EXERCISE TASK
Wherever the word "задания" appears in the entries, copy the whole line.

DATASET EXTRACT
<<<<
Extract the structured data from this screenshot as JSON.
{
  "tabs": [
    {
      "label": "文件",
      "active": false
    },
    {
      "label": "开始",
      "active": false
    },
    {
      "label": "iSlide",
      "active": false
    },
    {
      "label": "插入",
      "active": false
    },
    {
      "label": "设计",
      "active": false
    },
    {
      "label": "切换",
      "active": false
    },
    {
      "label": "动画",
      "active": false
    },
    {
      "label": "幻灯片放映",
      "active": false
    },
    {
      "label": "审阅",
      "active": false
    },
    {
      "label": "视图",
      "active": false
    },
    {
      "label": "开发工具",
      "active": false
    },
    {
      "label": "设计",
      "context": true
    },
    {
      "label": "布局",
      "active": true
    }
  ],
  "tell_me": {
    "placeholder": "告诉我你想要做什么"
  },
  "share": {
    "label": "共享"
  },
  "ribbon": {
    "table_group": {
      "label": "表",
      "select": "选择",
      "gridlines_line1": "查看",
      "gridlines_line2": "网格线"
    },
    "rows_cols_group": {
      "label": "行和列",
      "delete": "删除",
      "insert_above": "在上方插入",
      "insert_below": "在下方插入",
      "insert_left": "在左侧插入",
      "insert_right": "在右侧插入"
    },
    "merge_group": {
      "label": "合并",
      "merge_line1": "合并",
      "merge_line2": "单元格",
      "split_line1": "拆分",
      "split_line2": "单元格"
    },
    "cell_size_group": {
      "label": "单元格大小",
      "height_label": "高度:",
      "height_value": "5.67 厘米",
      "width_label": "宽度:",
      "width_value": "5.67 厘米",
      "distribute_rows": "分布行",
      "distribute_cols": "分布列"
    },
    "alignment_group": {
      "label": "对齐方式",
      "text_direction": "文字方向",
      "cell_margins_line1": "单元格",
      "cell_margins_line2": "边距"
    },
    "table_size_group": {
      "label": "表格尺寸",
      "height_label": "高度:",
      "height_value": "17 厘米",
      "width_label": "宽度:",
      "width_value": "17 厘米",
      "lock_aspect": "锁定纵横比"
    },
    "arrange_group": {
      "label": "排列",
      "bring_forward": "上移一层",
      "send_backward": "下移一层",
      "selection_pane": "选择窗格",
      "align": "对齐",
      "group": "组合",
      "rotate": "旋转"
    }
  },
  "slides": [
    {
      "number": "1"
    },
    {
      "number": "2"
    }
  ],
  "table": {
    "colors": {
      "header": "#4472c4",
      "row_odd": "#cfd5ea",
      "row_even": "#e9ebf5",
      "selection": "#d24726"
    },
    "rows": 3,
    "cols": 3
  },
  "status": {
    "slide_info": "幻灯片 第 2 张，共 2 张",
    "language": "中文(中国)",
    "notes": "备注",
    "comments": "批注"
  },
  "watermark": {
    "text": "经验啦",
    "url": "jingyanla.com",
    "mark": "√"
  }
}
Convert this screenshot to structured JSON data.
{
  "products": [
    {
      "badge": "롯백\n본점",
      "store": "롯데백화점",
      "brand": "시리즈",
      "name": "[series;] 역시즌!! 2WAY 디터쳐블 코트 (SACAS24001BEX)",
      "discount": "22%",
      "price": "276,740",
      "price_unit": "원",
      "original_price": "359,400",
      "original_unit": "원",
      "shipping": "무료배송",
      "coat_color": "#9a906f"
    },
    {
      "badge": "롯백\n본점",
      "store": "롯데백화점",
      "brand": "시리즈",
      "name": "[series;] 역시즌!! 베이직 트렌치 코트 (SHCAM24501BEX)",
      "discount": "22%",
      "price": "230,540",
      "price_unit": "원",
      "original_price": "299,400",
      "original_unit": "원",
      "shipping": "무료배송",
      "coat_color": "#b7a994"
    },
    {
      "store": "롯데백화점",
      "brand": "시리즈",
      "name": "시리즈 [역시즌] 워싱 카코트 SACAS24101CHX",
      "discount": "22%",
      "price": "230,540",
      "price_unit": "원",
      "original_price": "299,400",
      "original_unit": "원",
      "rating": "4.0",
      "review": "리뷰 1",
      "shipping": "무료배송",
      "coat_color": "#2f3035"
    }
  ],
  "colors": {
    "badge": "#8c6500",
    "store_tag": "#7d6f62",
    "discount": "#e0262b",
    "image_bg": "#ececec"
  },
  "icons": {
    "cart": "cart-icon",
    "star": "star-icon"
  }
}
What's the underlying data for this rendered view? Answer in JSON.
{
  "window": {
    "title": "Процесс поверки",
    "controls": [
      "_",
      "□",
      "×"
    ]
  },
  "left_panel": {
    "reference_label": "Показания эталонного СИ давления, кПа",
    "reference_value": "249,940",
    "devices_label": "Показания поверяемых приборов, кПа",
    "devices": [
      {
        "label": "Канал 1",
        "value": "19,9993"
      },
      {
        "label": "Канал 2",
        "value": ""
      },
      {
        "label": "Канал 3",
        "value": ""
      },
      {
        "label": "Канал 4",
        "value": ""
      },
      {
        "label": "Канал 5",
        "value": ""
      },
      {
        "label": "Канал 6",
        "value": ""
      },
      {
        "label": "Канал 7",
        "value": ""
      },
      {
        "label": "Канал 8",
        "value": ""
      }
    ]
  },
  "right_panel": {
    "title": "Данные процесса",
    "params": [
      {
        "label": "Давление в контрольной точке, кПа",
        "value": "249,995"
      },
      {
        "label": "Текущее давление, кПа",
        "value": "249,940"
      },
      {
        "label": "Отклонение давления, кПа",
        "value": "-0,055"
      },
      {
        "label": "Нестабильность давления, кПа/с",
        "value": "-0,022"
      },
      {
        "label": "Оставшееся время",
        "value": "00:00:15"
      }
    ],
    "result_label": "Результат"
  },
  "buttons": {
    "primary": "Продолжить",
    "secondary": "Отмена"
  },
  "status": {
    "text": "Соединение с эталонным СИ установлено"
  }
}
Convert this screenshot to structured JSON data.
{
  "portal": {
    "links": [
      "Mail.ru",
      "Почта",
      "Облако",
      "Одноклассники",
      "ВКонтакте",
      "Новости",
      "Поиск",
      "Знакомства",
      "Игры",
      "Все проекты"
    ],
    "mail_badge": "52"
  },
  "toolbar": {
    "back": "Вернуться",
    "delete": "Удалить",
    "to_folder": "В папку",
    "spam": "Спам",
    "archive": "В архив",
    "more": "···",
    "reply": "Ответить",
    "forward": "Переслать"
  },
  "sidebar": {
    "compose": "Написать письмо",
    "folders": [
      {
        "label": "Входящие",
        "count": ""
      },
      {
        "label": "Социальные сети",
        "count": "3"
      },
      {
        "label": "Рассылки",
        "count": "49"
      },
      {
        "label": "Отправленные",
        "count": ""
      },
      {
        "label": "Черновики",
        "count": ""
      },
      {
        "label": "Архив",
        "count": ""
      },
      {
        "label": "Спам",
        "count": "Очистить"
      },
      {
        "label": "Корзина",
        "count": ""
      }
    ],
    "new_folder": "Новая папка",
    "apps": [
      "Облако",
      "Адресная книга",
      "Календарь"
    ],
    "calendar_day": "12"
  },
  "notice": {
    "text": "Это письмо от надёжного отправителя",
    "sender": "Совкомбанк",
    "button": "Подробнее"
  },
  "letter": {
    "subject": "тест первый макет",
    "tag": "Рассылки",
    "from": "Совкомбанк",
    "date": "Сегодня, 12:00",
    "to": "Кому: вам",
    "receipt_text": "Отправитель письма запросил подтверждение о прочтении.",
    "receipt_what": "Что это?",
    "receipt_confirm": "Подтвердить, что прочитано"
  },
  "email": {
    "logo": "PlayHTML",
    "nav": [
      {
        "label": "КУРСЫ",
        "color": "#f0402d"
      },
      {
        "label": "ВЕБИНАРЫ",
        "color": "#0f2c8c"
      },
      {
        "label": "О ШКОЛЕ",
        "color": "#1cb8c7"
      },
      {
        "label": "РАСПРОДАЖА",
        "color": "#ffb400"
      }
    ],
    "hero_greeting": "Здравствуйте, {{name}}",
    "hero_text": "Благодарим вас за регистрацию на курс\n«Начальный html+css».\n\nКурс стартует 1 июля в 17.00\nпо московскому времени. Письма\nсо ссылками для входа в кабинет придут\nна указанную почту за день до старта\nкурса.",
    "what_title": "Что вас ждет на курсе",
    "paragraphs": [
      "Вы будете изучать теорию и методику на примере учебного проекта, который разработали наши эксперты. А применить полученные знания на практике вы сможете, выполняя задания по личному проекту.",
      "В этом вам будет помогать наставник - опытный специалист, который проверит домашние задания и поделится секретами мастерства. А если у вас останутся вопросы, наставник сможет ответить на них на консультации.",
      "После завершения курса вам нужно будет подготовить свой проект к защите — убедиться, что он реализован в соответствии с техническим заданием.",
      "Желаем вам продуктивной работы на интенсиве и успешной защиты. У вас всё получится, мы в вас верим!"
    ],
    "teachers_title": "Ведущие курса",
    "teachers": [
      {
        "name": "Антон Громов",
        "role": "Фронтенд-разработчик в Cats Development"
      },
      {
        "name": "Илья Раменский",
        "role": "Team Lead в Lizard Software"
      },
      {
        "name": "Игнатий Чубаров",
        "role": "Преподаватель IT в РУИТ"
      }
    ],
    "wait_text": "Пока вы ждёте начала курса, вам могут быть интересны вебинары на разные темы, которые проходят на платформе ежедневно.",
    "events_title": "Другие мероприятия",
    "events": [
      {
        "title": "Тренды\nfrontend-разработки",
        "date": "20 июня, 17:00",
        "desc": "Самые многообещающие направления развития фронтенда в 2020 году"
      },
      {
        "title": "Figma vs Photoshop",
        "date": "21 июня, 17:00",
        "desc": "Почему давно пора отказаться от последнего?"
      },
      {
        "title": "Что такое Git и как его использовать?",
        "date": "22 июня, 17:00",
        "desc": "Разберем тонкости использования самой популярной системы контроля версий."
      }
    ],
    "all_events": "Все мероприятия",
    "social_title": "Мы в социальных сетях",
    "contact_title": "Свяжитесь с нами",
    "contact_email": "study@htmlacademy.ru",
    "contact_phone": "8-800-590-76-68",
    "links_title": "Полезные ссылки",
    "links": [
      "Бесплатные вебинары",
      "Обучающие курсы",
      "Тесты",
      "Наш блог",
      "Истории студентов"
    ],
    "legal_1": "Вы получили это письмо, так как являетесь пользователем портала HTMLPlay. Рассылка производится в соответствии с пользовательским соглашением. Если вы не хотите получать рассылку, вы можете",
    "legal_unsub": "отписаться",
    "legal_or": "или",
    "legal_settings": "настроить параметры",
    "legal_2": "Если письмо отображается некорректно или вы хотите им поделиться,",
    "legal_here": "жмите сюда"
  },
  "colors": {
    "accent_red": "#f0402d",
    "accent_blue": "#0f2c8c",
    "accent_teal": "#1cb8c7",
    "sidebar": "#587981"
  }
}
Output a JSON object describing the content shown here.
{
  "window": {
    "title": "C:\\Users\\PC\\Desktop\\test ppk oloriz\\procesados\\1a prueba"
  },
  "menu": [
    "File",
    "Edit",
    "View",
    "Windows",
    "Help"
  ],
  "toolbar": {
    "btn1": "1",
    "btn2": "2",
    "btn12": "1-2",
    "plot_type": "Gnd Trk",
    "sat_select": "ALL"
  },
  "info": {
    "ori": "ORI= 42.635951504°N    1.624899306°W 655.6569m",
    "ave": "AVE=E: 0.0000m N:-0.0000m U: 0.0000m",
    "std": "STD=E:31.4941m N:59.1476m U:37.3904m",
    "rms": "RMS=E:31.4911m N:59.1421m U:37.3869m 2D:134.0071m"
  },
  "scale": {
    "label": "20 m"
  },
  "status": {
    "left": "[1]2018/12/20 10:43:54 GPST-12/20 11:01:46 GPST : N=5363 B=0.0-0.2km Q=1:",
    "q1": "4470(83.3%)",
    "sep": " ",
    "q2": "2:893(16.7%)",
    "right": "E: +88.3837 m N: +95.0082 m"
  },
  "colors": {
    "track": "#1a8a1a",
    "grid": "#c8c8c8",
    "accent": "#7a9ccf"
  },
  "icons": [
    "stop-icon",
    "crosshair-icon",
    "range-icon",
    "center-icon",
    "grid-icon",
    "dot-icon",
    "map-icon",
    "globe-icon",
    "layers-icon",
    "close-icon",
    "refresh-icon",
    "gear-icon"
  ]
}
>>>>
RESULT BELOW
      "Вы будете изучать теорию и методику на примере учебного проекта, который разработали наши эксперты. А применить полученные знания на практике вы сможете, выполняя задания по личному проекту.",
      "В этом вам будет помогать наставник - опытный специалист, который проверит домашние задания и поделится секретами мастерства. А если у вас останутся вопросы, наставник сможет ответить на них на консультации.",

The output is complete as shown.